►

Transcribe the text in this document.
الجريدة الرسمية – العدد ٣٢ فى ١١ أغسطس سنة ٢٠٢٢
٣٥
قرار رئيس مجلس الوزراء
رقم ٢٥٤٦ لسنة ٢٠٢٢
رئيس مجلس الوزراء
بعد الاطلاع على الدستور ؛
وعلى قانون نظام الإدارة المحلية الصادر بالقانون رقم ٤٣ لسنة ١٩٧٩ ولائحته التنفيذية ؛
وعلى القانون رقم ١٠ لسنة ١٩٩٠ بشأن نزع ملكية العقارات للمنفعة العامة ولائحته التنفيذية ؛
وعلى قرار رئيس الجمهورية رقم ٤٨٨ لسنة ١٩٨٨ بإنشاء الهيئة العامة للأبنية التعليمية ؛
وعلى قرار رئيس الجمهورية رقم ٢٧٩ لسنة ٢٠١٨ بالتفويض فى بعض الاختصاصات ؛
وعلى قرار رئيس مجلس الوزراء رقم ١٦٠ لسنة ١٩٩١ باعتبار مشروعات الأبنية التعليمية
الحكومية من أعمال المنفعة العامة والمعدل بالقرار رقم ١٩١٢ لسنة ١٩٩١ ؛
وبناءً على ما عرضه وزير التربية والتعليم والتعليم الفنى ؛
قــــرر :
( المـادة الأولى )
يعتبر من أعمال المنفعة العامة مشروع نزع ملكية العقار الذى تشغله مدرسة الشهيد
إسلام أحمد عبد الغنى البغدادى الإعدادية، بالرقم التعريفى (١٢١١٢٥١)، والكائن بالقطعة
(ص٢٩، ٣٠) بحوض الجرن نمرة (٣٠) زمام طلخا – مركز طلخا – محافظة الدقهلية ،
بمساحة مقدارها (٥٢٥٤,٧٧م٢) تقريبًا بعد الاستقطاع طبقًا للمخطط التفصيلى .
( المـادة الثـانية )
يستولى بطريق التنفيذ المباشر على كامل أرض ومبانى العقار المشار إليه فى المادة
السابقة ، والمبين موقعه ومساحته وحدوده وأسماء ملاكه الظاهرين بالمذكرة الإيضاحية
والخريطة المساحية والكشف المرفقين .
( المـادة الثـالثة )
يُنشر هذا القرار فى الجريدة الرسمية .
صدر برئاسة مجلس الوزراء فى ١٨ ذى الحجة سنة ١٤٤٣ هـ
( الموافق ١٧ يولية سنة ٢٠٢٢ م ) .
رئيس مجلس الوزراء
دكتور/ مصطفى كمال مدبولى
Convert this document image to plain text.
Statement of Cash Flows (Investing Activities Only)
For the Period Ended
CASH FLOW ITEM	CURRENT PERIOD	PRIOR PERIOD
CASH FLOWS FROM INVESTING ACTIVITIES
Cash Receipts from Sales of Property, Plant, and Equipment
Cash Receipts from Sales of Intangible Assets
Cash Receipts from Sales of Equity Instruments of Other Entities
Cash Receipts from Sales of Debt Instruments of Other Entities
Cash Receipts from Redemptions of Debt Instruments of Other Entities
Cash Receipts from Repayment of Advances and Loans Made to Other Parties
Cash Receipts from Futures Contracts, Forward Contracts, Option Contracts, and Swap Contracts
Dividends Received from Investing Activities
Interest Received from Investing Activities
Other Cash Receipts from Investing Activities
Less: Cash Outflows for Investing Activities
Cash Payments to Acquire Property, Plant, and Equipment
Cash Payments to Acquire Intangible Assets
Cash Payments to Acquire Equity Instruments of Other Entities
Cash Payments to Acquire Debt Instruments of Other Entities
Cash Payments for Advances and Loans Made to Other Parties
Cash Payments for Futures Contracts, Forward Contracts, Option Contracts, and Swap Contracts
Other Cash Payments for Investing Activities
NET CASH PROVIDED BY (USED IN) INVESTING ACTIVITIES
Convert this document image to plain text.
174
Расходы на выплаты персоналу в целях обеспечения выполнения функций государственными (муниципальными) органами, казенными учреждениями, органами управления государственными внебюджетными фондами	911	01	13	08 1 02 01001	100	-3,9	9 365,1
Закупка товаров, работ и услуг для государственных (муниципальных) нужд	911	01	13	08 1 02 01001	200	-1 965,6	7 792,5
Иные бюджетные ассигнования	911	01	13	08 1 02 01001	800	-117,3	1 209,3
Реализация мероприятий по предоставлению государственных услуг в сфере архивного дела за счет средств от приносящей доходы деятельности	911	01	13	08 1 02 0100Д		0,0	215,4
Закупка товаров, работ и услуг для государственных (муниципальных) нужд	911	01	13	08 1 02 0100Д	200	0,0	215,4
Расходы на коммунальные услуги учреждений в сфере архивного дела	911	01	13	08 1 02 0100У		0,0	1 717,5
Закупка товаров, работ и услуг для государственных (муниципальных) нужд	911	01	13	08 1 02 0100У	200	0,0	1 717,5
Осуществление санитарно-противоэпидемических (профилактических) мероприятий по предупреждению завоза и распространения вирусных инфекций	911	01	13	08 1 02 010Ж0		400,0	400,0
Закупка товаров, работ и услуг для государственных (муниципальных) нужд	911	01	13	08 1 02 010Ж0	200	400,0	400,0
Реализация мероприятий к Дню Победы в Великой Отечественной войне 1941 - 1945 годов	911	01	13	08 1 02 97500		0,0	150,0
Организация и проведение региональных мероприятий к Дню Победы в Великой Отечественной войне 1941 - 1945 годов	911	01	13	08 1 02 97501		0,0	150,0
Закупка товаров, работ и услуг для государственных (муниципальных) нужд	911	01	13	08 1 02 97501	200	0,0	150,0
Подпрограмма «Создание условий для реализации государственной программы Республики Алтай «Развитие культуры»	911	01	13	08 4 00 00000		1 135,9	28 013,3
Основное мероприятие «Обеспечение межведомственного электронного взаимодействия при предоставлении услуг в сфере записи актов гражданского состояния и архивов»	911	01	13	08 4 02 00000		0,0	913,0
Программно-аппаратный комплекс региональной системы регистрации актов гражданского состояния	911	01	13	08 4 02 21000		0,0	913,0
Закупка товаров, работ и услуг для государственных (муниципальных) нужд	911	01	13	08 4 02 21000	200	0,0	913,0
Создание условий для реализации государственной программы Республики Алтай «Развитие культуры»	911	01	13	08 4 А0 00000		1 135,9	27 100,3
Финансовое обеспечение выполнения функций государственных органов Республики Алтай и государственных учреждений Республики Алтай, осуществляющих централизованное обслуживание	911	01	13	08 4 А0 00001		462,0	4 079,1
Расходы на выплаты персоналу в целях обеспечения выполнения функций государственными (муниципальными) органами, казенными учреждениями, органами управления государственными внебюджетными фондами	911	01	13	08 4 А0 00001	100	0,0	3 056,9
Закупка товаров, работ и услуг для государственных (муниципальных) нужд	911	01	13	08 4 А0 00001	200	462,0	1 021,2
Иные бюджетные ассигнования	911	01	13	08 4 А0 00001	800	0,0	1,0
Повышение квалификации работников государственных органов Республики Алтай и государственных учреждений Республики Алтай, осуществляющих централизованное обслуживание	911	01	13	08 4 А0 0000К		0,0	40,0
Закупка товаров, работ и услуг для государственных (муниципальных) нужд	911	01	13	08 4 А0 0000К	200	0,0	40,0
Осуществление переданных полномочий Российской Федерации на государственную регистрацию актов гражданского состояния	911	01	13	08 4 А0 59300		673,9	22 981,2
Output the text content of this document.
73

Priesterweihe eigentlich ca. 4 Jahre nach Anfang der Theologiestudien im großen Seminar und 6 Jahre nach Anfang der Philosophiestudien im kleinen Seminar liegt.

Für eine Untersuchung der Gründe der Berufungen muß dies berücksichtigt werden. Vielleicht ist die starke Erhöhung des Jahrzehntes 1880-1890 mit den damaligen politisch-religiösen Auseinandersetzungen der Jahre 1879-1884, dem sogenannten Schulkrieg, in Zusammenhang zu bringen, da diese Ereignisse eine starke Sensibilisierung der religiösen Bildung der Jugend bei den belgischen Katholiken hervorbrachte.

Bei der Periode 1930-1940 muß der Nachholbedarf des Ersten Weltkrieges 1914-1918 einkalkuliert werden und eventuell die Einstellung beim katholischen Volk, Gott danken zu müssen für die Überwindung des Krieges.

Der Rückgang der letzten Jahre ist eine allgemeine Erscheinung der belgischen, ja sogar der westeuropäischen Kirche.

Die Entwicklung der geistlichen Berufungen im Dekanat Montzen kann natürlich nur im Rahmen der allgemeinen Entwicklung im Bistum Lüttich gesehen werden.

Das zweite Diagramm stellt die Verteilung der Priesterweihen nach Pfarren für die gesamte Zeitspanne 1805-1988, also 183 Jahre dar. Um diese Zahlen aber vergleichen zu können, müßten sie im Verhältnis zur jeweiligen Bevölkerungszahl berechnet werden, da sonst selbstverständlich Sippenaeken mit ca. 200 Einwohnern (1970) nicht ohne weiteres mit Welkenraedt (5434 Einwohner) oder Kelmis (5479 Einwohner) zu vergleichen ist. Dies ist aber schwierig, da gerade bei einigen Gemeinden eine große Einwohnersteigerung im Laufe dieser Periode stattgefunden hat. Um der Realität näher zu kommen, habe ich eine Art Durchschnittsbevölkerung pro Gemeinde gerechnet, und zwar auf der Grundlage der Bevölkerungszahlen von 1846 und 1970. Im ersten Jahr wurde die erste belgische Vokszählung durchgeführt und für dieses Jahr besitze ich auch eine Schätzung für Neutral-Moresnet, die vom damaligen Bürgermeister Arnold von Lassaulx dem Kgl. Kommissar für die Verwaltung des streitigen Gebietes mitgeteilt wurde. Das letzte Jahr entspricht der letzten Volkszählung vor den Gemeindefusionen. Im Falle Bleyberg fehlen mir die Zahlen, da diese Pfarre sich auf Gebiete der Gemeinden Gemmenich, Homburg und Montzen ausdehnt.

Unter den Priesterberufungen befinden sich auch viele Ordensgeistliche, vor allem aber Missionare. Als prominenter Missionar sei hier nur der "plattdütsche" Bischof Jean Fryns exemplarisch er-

◄

WHAT THIS TASK INVOLVES: Pull out all lines from the entries above that include the word "обеспечения".

RESULT FOR THIS EXERCISE:
Расходы на выплаты персоналу в целях обеспечения выполнения функций государственными (муниципальными) органами, казенными учреждениями, органами управления государственными внебюджетными фондами	911	01	13	08 1 02 01001	100	-3,9	9 365,1
Расходы на выплаты персоналу в целях обеспечения выполнения функций государственными (муниципальными) органами, казенными учреждениями, органами управления государственными внебюджетными фондами	911	01	13	08 4 А0 00001	100	0,0	3 056,9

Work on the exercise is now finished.